_DATA ENTRIES_
--- BEGIN ---

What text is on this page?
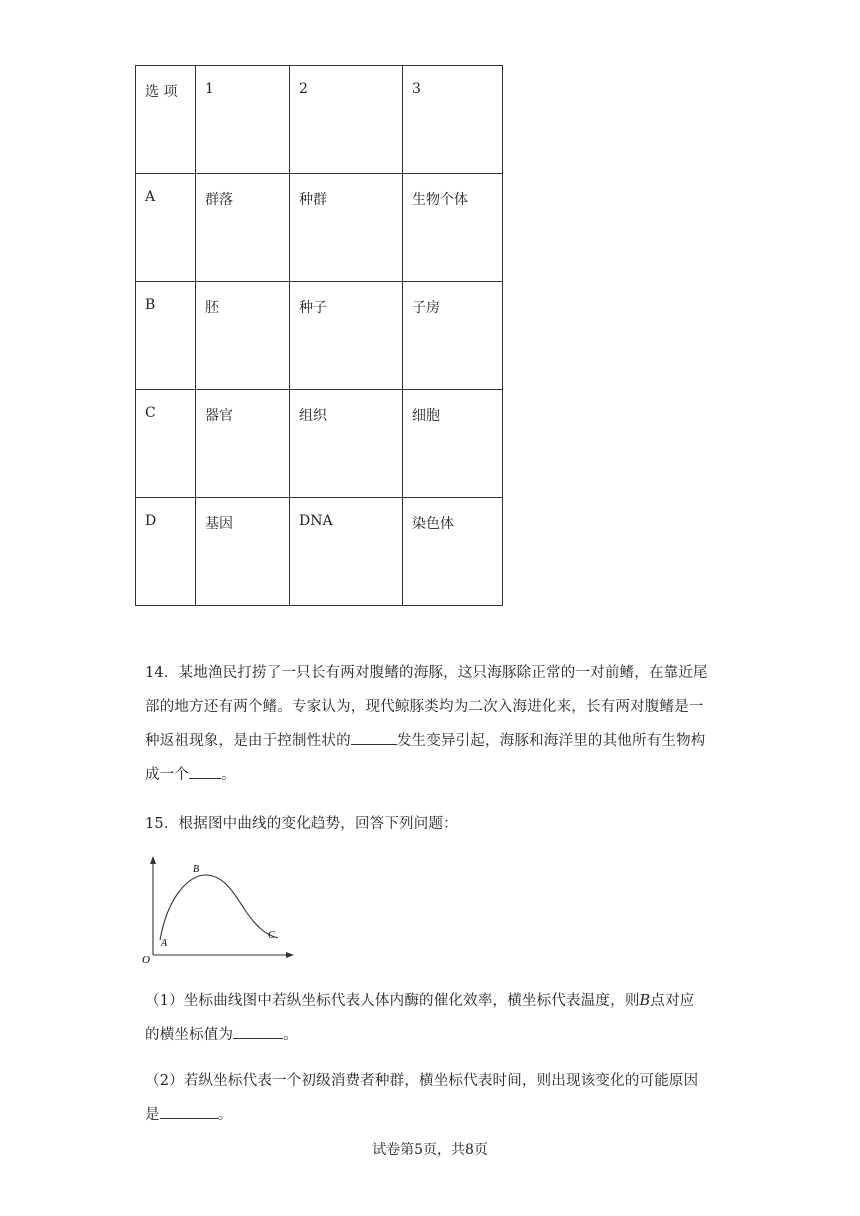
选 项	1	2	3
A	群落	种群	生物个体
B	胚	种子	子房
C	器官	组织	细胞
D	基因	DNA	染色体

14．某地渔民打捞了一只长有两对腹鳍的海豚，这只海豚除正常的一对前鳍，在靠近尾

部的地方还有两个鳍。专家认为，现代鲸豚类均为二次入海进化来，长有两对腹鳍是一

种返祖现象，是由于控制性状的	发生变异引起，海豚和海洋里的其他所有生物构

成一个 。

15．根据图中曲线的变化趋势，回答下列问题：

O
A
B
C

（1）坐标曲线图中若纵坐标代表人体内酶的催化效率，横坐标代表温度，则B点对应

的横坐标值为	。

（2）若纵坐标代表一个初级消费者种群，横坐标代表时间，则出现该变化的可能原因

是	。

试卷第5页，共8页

--- END ---

All the lines above are to be given again exactly as they read, with the pictures removed.

What text is on this page?
选 项	1	2	3
A	群落	种群	生物个体
B	胚	种子	子房
C	器官	组织	细胞
D	基因	DNA	染色体

14．某地渔民打捞了一只长有两对腹鳍的海豚，这只海豚除正常的一对前鳍，在靠近尾

部的地方还有两个鳍。专家认为，现代鲸豚类均为二次入海进化来，长有两对腹鳍是一

种返祖现象，是由于控制性状的	发生变异引起，海豚和海洋里的其他所有生物构

成一个 。

15．根据图中曲线的变化趋势，回答下列问题：

O
A
B
C

（1）坐标曲线图中若纵坐标代表人体内酶的催化效率，横坐标代表温度，则B点对应

的横坐标值为	。

（2）若纵坐标代表一个初级消费者种群，横坐标代表时间，则出现该变化的可能原因

是	。

试卷第5页，共8页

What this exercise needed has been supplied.